**EXERCISE TASK:**
Copy out each line of the material in which the word "name" appears.

**DATA FOR THE TASK:**
◆ ◆ ◆ ◆ ◆ ◆ ◆

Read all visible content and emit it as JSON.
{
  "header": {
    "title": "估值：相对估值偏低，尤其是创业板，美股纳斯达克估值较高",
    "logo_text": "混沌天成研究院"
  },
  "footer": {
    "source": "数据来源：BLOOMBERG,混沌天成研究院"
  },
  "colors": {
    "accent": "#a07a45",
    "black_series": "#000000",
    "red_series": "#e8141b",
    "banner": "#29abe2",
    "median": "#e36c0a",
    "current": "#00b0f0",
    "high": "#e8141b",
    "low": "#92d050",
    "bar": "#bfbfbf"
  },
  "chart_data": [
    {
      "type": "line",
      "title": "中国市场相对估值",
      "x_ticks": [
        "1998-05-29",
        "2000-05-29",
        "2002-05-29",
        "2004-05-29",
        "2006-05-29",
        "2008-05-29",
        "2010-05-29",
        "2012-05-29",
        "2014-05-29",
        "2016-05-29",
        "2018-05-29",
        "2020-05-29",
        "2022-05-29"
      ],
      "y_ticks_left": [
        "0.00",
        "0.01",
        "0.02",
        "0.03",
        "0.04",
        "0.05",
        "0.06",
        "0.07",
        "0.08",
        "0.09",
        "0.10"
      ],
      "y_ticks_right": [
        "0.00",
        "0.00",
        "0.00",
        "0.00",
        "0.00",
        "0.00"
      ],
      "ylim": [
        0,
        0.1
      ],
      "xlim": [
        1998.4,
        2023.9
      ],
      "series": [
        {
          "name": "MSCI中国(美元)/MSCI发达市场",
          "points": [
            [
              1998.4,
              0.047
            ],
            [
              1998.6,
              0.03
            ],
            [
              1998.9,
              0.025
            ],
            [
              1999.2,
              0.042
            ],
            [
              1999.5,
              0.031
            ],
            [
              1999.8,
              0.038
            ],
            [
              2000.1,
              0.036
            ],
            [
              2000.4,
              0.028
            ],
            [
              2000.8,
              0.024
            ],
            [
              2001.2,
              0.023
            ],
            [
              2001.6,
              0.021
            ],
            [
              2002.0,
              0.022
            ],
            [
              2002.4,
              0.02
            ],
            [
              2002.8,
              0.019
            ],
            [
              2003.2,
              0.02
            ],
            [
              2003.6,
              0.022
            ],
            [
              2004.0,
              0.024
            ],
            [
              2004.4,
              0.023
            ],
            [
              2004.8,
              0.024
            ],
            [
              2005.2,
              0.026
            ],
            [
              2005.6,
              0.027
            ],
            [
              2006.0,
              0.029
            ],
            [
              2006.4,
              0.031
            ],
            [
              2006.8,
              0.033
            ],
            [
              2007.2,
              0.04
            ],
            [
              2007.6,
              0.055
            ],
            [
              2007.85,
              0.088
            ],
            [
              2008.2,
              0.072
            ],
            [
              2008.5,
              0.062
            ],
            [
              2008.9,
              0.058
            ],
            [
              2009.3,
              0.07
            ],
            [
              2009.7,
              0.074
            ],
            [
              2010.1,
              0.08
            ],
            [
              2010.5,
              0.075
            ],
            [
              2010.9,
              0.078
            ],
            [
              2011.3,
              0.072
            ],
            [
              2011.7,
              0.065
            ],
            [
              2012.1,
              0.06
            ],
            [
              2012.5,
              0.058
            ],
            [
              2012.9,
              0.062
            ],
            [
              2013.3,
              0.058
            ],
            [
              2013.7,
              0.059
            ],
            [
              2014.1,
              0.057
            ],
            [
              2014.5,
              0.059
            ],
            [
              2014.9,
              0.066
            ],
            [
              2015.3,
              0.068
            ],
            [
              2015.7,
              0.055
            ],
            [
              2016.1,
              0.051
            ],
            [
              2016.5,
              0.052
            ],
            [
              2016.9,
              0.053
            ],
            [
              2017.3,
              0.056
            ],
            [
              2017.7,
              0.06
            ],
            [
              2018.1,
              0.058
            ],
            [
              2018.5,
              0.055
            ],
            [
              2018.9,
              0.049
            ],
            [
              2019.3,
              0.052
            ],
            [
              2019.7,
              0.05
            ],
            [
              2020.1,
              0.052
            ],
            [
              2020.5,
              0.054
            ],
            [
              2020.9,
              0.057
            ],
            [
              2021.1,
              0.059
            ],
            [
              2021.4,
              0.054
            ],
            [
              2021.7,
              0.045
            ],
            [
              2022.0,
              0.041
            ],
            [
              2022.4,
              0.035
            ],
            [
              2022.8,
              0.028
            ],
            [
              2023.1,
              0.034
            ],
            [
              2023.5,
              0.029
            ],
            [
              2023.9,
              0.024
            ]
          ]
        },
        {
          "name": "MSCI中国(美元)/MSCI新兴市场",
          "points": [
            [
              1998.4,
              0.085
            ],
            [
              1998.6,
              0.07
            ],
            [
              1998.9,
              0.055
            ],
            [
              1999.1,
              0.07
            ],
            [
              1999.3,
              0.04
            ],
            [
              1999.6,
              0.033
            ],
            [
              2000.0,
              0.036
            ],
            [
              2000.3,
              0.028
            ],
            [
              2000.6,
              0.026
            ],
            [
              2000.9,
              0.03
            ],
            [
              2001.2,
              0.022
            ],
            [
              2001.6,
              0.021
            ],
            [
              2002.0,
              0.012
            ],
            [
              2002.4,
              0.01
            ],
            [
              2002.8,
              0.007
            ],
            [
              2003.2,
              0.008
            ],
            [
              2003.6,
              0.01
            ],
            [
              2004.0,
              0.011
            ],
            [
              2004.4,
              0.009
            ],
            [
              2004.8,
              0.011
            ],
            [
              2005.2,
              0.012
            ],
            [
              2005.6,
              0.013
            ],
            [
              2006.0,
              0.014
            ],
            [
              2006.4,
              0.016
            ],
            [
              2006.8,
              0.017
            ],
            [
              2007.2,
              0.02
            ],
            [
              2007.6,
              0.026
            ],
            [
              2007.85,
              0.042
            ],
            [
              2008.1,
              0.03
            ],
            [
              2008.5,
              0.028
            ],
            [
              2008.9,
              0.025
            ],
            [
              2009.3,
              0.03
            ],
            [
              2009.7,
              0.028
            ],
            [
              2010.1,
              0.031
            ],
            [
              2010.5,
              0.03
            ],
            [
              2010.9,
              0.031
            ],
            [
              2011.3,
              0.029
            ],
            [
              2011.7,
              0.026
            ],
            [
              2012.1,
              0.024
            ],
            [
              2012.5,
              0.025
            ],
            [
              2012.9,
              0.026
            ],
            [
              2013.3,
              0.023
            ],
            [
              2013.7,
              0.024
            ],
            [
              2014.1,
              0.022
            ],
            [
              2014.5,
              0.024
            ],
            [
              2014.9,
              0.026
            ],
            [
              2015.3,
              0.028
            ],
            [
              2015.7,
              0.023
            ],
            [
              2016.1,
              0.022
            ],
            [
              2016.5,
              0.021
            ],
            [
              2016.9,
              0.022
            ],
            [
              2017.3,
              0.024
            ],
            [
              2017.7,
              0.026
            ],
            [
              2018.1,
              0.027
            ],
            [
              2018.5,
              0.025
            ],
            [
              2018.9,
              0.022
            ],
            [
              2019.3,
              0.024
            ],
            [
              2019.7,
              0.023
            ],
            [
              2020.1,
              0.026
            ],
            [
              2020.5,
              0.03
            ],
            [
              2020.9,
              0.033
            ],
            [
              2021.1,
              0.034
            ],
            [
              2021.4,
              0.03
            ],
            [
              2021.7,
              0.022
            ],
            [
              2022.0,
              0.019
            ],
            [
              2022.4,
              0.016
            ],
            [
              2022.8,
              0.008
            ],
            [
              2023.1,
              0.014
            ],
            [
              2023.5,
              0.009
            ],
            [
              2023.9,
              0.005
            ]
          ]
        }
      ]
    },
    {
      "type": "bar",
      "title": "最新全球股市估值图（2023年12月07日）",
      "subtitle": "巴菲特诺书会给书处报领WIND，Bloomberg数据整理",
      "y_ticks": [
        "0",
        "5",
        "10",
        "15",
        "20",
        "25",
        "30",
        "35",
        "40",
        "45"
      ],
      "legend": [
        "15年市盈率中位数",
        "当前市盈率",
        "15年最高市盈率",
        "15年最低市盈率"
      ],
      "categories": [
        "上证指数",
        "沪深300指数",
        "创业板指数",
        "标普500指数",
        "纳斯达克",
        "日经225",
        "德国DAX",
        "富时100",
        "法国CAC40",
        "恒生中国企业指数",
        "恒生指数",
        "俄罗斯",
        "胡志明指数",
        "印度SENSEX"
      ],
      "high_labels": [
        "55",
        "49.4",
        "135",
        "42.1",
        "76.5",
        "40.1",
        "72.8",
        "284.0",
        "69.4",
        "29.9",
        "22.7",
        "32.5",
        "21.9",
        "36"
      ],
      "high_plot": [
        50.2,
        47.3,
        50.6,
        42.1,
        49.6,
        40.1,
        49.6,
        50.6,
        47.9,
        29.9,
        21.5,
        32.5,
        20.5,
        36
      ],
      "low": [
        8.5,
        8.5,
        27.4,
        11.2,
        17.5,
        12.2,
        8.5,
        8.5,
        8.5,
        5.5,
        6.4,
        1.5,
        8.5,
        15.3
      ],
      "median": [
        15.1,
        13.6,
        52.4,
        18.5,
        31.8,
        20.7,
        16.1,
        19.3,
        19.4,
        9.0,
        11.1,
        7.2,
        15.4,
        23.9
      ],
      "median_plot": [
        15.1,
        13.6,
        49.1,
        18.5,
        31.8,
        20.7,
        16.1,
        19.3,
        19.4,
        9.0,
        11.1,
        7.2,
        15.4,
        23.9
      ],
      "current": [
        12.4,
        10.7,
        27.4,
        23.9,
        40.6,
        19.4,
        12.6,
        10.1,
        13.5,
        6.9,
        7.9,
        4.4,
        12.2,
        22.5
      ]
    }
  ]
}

◆ ◆ ◆ ◆ ◆ ◆ ◆

**EXPECTED OUTPUT:**
          "name": "MSCI中国(美元)/MSCI发达市场",
          "name": "MSCI中国(美元)/MSCI新兴市场",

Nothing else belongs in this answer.